# Task requirements:
Please repeat every entry that follows, keeping each one exactly the same.

═════ Supplied records

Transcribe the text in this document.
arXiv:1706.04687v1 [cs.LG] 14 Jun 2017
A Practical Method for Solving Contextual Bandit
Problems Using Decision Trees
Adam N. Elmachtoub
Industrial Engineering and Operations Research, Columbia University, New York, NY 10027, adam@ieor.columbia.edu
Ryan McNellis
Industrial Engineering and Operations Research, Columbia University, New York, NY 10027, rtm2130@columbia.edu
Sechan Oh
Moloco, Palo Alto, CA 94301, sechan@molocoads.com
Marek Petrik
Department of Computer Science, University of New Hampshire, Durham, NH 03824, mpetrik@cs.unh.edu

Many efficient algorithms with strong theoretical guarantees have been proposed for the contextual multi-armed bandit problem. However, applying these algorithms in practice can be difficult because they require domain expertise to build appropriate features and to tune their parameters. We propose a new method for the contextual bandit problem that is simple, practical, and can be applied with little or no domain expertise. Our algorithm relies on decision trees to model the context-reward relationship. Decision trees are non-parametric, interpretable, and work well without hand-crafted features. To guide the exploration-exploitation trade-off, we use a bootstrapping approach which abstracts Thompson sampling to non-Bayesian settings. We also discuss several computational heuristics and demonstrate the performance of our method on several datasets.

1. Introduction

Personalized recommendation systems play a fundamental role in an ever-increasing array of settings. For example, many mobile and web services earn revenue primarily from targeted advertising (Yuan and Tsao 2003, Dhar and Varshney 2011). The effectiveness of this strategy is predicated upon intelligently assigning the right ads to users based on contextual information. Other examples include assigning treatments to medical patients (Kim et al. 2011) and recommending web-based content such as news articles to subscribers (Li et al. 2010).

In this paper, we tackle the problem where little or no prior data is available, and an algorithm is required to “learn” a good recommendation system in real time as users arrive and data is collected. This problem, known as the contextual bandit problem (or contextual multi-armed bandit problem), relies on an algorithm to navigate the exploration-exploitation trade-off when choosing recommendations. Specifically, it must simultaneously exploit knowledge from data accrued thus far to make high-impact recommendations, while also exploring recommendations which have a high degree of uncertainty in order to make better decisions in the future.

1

══════════

# Response:
Transcribe the text in this document.
arXiv:1706.04687v1 [cs.LG] 14 Jun 2017
A Practical Method for Solving Contextual Bandit
Problems Using Decision Trees
Adam N. Elmachtoub
Industrial Engineering and Operations Research, Columbia University, New York, NY 10027, adam@ieor.columbia.edu
Ryan McNellis
Industrial Engineering and Operations Research, Columbia University, New York, NY 10027, rtm2130@columbia.edu
Sechan Oh
Moloco, Palo Alto, CA 94301, sechan@molocoads.com
Marek Petrik
Department of Computer Science, University of New Hampshire, Durham, NH 03824, mpetrik@cs.unh.edu

Many efficient algorithms with strong theoretical guarantees have been proposed for the contextual multi-armed bandit problem. However, applying these algorithms in practice can be difficult because they require domain expertise to build appropriate features and to tune their parameters. We propose a new method for the contextual bandit problem that is simple, practical, and can be applied with little or no domain expertise. Our algorithm relies on decision trees to model the context-reward relationship. Decision trees are non-parametric, interpretable, and work well without hand-crafted features. To guide the exploration-exploitation trade-off, we use a bootstrapping approach which abstracts Thompson sampling to non-Bayesian settings. We also discuss several computational heuristics and demonstrate the performance of our method on several datasets.

1. Introduction

Personalized recommendation systems play a fundamental role in an ever-increasing array of settings. For example, many mobile and web services earn revenue primarily from targeted advertising (Yuan and Tsao 2003, Dhar and Varshney 2011). The effectiveness of this strategy is predicated upon intelligently assigning the right ads to users based on contextual information. Other examples include assigning treatments to medical patients (Kim et al. 2011) and recommending web-based content such as news articles to subscribers (Li et al. 2010).

In this paper, we tackle the problem where little or no prior data is available, and an algorithm is required to “learn” a good recommendation system in real time as users arrive and data is collected. This problem, known as the contextual bandit problem (or contextual multi-armed bandit problem), relies on an algorithm to navigate the exploration-exploitation trade-off when choosing recommendations. Specifically, it must simultaneously exploit knowledge from data accrued thus far to make high-impact recommendations, while also exploring recommendations which have a high degree of uncertainty in order to make better decisions in the future.

1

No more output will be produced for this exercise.